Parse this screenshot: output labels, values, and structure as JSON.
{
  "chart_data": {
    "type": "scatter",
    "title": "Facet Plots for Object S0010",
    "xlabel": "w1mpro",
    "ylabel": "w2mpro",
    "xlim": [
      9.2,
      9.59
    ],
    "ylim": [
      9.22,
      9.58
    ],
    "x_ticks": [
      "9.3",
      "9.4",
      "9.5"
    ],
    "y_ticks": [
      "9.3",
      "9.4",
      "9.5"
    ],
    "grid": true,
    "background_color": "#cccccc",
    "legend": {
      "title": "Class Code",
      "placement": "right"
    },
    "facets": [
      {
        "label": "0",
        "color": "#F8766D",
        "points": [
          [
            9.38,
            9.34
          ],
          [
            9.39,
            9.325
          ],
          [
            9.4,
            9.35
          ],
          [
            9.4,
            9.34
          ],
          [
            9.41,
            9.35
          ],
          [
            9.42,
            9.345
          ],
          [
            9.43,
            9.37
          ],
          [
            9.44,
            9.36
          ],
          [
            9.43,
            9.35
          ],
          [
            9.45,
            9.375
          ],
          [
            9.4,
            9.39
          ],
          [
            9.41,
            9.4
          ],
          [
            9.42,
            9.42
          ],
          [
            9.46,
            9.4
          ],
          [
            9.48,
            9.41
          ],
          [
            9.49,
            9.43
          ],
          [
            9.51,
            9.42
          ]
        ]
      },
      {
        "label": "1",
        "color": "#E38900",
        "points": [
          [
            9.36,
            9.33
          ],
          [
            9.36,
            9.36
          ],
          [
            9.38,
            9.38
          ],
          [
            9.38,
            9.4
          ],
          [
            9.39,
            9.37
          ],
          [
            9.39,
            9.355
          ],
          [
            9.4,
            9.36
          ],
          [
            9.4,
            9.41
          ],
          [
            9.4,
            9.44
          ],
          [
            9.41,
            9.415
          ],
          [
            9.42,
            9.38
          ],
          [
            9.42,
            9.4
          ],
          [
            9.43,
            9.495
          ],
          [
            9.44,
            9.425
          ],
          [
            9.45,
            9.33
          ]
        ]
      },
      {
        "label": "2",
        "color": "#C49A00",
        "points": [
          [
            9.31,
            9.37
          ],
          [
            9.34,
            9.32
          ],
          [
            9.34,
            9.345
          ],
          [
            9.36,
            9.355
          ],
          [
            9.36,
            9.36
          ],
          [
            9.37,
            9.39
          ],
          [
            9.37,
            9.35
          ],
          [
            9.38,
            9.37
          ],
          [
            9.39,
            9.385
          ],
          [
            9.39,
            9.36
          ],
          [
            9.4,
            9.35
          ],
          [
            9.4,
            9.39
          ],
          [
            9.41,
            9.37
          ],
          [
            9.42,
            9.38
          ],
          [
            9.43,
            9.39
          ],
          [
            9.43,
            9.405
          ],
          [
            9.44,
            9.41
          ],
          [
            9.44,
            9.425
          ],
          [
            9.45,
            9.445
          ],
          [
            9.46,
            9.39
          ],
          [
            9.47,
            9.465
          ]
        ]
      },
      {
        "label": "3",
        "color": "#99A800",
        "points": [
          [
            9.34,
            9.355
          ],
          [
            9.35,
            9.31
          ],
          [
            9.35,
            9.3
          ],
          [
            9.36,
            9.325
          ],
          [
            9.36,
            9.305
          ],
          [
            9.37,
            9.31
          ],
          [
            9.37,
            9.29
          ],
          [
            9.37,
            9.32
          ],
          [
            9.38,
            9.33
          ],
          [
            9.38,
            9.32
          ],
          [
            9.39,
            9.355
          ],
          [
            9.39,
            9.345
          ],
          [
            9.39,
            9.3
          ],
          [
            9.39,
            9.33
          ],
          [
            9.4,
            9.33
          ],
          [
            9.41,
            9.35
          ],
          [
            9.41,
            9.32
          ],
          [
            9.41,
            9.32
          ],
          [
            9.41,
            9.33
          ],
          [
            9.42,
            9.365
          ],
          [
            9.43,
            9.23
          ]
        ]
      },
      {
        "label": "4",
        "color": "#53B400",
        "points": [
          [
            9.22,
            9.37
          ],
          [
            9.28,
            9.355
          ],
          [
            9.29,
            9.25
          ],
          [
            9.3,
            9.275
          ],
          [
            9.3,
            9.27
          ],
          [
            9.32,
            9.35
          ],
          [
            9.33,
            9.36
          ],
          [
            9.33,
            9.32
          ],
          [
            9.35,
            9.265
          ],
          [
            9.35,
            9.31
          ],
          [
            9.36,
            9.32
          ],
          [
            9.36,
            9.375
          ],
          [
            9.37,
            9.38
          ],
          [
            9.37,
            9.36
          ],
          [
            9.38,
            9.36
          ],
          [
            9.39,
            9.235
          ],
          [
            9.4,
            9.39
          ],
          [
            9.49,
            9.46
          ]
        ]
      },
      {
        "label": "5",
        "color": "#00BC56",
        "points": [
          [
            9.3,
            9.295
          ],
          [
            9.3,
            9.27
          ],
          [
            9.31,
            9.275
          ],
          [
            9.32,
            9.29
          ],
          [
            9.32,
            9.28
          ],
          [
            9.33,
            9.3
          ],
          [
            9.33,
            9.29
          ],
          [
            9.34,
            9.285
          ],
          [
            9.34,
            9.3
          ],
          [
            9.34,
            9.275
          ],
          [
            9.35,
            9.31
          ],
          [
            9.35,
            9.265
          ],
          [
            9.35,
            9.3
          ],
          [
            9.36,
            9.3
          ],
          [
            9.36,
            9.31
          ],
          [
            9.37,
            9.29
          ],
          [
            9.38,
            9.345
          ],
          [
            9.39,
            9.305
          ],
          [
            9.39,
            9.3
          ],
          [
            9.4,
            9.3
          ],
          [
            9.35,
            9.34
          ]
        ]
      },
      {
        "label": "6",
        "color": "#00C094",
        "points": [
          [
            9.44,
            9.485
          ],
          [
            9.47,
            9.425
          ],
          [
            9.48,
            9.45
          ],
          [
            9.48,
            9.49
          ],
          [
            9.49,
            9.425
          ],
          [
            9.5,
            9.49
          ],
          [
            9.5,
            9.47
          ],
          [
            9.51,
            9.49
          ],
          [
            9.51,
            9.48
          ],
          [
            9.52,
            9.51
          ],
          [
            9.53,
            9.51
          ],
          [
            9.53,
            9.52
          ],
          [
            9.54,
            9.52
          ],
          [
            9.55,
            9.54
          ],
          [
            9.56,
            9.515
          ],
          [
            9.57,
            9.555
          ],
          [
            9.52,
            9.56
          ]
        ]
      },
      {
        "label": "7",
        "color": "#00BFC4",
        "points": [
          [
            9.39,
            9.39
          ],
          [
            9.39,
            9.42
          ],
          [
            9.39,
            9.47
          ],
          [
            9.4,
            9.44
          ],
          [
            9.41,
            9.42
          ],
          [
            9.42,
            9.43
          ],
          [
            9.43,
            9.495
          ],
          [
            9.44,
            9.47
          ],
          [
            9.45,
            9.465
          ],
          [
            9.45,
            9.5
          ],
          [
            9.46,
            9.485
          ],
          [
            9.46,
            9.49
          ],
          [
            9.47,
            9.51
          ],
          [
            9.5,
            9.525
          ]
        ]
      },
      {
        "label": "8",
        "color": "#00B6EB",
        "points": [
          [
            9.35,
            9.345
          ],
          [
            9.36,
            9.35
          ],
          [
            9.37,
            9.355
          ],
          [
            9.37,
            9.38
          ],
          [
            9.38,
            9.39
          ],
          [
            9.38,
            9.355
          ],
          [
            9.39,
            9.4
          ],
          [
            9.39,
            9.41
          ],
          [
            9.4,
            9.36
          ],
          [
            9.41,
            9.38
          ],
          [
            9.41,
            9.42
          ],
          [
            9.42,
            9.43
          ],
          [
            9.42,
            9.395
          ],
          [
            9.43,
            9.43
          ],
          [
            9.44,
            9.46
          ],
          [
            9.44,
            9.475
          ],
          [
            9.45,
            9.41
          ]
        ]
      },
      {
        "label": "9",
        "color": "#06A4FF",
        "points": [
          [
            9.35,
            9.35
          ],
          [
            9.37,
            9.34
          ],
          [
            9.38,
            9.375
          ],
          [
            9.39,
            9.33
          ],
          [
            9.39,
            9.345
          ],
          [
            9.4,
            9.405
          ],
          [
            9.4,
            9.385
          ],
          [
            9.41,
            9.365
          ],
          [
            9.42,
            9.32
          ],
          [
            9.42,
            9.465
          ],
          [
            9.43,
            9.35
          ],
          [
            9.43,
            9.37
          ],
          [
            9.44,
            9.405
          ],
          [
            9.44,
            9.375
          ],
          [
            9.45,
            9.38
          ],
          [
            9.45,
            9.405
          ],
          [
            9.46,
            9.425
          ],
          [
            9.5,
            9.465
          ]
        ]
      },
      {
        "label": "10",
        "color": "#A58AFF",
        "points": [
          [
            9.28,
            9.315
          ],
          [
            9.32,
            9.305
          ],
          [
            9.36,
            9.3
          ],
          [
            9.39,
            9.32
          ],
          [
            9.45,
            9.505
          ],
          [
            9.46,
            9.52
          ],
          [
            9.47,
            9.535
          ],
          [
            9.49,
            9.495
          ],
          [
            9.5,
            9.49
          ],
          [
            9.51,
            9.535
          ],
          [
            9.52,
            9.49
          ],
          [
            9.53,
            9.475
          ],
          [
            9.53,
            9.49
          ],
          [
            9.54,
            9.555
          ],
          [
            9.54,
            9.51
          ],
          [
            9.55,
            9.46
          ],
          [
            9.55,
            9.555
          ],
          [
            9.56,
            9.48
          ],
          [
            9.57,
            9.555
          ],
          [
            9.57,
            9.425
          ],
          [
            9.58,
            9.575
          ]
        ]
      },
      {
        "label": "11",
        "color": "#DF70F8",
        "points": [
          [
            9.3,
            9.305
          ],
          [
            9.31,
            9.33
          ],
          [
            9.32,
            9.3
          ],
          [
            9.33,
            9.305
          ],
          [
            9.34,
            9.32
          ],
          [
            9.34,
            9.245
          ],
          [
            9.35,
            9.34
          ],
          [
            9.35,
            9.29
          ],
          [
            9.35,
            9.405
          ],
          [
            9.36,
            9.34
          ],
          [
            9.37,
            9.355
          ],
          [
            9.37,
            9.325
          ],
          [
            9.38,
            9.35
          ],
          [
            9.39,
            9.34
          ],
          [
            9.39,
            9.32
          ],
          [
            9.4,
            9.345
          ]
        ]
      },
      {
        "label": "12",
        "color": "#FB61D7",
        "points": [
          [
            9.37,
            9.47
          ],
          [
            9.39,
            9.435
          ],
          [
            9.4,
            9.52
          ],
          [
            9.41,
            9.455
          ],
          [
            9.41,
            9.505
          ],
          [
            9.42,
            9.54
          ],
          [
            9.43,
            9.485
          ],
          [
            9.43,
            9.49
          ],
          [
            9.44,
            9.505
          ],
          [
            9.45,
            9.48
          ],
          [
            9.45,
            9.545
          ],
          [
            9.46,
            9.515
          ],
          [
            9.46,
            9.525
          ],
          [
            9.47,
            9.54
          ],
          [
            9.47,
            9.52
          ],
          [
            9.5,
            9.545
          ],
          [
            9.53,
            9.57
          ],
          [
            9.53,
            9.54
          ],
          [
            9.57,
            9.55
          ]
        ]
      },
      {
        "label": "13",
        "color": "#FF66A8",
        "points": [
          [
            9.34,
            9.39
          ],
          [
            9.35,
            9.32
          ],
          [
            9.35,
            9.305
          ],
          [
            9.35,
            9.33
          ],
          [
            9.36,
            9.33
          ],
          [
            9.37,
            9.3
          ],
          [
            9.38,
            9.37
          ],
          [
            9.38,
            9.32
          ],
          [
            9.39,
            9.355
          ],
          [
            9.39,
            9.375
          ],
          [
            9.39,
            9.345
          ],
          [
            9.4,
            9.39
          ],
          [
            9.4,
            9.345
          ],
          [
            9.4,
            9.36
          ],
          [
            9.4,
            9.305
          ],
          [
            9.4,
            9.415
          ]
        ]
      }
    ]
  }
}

◇ ◇ ◇ ◇ ◇

## Exercise
All lines in the data that contain the word "title" should be copied.

## Complete answer
    "title": "Facet Plots for Object S0010",
      "title": "Class Code",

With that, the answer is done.